◆ What to work on
Looking at the data below, count the lines that contain the string "penurunan". Write only the total.

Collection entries
## Start
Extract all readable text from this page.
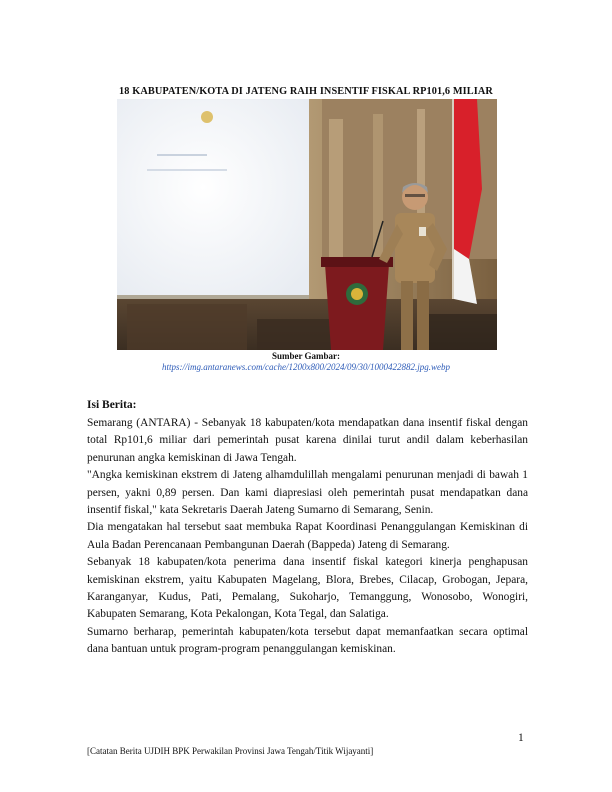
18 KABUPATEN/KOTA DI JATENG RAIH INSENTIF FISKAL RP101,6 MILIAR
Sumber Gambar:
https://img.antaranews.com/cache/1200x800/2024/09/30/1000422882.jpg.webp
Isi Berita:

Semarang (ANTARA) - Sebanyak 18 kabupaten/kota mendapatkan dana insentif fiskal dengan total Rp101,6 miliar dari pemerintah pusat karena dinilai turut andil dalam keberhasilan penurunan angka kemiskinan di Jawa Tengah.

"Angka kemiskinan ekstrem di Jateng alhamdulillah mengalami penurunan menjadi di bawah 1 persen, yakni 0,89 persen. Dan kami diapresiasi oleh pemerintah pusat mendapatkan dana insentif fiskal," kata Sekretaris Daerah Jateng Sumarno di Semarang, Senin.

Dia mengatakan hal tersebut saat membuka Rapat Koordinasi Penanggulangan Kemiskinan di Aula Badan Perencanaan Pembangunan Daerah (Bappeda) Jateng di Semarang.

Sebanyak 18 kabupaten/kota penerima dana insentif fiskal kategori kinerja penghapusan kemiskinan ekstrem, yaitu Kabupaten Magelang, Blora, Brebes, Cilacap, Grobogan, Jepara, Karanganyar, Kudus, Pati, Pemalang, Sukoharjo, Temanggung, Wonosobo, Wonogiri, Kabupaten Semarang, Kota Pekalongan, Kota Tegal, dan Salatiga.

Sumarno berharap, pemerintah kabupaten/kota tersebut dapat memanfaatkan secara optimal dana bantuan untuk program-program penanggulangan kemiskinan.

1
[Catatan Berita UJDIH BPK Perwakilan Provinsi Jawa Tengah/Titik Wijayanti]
## End
◆ Output for this task
2